begin

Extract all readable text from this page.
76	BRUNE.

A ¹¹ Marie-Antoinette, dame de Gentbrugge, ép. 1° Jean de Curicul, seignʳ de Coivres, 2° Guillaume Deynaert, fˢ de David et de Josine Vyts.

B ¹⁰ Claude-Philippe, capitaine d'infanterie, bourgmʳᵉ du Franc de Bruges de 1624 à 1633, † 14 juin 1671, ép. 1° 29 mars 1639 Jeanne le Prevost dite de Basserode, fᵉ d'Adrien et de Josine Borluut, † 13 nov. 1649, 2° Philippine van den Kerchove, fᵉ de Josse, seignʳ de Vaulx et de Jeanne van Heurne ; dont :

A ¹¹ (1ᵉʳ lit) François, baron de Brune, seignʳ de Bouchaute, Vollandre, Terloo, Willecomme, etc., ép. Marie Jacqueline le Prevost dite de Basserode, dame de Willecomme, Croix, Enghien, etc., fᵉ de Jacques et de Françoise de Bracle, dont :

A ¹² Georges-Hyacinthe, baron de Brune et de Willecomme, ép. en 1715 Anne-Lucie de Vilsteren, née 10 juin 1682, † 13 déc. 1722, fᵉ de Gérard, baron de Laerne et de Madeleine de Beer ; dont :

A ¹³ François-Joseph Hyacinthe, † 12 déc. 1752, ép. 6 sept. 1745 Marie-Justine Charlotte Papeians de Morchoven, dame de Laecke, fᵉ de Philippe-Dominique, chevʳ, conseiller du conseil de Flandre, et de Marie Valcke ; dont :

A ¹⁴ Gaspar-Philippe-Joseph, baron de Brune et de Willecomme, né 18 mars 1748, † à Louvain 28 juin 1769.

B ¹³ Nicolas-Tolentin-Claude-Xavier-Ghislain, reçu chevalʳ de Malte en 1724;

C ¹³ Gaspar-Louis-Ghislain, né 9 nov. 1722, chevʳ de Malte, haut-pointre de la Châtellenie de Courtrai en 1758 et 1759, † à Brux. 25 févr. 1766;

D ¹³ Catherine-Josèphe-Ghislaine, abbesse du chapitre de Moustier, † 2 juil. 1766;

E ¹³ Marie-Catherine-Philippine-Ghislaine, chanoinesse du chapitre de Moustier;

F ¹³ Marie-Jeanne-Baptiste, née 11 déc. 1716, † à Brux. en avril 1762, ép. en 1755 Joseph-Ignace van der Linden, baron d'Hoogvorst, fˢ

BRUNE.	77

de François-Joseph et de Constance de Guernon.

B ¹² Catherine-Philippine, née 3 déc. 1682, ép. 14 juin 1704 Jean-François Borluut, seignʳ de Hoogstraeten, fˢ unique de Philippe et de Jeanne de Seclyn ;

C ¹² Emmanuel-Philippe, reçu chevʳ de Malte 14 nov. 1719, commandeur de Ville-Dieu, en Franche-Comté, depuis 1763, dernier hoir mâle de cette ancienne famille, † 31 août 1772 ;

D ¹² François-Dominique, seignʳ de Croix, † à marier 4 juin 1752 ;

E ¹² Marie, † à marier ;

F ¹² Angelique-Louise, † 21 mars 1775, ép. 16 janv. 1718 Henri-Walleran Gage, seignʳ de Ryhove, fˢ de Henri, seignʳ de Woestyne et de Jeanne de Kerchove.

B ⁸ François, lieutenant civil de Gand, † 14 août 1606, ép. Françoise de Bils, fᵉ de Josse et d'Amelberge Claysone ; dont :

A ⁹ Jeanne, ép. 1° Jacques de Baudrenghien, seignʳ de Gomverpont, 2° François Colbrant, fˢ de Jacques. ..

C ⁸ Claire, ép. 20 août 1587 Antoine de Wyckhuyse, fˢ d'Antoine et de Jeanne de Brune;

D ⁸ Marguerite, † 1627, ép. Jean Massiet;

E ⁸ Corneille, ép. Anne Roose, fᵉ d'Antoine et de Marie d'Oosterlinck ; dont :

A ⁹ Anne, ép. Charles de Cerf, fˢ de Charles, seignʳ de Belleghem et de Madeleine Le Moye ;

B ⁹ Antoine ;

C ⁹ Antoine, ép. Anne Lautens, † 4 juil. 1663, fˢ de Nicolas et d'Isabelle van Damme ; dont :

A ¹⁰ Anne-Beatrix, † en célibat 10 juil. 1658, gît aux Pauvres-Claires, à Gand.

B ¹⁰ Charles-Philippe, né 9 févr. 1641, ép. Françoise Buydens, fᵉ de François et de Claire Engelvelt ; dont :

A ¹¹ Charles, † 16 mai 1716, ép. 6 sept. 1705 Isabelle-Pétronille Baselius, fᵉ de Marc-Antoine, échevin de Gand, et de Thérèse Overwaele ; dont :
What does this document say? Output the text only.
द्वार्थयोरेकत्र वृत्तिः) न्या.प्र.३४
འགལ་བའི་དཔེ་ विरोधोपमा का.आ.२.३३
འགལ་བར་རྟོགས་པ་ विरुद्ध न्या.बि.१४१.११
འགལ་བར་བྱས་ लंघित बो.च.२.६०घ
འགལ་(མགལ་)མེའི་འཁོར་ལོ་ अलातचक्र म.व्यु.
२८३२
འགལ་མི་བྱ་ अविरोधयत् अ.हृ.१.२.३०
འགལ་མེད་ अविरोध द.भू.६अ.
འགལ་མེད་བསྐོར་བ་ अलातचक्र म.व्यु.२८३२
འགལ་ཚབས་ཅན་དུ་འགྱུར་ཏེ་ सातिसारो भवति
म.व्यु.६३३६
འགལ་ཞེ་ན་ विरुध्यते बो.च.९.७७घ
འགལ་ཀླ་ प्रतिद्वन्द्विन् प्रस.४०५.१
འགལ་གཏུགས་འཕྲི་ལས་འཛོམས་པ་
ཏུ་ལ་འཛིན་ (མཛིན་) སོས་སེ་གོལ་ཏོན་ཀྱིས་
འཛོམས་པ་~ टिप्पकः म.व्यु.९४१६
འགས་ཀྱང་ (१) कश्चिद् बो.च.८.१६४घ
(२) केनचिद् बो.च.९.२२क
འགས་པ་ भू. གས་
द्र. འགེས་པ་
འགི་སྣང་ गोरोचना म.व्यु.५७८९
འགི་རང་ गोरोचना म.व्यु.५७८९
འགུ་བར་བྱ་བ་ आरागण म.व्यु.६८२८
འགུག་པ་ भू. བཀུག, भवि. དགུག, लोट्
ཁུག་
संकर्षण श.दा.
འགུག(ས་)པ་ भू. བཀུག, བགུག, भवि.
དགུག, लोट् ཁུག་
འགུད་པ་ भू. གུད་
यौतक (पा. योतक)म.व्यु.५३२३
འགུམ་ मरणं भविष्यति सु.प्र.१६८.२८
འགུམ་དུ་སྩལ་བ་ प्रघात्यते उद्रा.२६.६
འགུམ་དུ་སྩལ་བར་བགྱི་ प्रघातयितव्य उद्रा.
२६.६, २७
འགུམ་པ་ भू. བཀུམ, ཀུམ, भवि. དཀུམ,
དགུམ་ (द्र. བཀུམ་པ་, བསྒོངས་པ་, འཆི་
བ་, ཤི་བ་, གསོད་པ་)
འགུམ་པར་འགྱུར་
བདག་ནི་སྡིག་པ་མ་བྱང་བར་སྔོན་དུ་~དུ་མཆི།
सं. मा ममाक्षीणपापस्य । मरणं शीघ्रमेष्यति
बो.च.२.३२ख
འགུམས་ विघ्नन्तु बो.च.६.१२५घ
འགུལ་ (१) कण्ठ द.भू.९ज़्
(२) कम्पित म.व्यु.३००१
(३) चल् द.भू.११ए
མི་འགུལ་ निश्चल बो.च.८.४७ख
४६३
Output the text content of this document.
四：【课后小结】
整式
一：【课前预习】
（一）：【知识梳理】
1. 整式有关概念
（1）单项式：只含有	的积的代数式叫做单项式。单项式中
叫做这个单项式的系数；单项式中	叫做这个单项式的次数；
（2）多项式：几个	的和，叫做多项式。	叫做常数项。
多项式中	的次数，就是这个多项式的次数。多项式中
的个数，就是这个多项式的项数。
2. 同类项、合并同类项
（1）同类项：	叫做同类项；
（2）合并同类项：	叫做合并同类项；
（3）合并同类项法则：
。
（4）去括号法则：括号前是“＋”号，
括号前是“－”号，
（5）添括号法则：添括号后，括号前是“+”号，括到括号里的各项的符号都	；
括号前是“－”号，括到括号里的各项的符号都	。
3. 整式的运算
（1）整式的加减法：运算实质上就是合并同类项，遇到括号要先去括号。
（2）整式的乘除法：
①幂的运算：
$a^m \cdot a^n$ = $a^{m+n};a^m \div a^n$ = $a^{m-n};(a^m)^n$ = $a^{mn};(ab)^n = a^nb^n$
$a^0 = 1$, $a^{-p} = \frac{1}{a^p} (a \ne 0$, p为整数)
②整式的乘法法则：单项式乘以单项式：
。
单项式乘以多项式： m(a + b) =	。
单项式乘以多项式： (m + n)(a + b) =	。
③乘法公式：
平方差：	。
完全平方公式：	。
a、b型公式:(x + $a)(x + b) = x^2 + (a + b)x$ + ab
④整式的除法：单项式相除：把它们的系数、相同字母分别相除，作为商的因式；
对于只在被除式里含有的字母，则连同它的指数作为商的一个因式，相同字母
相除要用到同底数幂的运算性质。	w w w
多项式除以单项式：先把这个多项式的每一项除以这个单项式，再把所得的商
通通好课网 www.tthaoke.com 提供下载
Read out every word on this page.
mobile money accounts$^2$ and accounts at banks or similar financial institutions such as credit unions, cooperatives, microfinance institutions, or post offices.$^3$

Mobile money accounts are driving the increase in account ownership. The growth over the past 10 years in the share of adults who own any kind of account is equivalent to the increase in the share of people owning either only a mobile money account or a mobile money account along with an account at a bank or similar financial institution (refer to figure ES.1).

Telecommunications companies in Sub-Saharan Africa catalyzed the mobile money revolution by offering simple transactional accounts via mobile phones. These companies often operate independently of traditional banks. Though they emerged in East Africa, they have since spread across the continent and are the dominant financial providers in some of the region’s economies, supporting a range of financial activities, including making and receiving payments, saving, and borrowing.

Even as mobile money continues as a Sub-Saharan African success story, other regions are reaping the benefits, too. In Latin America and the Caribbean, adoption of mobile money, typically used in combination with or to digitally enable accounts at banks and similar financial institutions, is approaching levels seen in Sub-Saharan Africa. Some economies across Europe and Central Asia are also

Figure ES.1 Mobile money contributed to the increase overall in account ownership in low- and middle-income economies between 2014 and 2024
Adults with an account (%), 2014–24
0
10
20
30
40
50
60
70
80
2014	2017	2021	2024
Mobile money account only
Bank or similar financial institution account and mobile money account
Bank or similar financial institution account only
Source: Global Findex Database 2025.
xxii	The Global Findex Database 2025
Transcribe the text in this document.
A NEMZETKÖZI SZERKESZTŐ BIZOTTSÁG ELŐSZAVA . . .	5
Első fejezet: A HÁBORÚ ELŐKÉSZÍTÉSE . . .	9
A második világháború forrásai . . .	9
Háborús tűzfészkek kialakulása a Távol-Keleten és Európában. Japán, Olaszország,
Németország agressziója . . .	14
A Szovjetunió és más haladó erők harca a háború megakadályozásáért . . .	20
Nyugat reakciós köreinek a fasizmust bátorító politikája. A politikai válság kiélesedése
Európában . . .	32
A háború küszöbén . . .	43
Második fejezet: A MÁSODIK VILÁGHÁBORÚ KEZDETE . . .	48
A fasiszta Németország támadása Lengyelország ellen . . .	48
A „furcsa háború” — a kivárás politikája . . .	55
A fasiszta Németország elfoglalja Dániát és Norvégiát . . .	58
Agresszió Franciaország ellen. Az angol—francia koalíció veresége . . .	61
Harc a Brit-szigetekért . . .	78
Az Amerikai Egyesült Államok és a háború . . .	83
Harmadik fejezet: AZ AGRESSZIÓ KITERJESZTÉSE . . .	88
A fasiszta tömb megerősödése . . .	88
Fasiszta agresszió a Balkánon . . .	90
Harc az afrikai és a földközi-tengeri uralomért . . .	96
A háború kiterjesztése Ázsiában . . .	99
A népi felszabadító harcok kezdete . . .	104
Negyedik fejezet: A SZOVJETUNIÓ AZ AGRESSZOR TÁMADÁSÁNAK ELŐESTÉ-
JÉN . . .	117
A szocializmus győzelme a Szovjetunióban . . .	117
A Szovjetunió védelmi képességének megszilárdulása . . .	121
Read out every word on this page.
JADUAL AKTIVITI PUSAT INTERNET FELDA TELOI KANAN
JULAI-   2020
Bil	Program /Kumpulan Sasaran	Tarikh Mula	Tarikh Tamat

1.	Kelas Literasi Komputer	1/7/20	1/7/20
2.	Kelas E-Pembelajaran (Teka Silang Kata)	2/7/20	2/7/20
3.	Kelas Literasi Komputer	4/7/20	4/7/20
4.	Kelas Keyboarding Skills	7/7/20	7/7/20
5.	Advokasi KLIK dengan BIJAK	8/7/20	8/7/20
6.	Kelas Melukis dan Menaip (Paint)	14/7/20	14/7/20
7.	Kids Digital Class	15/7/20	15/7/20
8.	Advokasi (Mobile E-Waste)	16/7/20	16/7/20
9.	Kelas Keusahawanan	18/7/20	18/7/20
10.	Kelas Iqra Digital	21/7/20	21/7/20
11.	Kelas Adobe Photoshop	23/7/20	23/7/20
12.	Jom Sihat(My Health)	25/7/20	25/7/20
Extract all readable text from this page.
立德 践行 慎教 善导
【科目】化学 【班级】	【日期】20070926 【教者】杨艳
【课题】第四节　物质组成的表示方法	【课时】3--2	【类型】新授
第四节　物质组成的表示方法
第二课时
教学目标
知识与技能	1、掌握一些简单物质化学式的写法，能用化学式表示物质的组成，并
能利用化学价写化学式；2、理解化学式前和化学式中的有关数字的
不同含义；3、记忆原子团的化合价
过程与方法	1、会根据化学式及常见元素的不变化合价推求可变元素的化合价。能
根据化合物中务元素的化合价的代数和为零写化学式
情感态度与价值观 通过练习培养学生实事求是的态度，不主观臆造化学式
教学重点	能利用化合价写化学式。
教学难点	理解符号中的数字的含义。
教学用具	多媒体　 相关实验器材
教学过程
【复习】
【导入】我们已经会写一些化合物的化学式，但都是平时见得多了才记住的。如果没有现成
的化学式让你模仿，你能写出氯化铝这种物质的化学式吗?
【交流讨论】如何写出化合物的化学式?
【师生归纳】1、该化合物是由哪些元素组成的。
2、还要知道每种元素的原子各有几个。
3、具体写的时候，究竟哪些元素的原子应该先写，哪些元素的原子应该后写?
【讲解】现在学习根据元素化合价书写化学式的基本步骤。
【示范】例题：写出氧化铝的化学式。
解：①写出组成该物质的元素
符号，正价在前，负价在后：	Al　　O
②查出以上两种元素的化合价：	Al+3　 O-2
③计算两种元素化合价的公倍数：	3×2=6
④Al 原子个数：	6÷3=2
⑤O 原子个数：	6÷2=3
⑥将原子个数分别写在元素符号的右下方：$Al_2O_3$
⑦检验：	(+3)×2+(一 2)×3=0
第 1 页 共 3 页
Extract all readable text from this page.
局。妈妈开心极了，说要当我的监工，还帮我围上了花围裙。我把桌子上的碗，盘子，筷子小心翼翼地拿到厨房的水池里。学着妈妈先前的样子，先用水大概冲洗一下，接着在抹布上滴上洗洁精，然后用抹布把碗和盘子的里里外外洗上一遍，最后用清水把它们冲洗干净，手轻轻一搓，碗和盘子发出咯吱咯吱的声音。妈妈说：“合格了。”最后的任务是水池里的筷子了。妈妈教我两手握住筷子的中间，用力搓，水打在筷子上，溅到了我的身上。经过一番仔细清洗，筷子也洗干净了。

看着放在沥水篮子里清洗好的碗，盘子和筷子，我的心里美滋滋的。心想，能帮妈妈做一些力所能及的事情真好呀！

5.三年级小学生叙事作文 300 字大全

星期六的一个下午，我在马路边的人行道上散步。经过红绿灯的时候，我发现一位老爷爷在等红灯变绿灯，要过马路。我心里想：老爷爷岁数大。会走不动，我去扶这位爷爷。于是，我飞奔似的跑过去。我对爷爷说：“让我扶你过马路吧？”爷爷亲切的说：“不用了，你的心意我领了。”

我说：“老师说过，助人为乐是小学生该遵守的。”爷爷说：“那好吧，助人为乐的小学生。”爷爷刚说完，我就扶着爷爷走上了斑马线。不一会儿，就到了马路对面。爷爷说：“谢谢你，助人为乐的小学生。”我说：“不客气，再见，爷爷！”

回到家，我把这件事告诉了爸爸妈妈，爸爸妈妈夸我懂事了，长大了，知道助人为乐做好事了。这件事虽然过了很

end

WHAT IS ASKED: Your answer should be a single number: the count of lines in the entries that contain the word "institutions".

OUTPUT: 2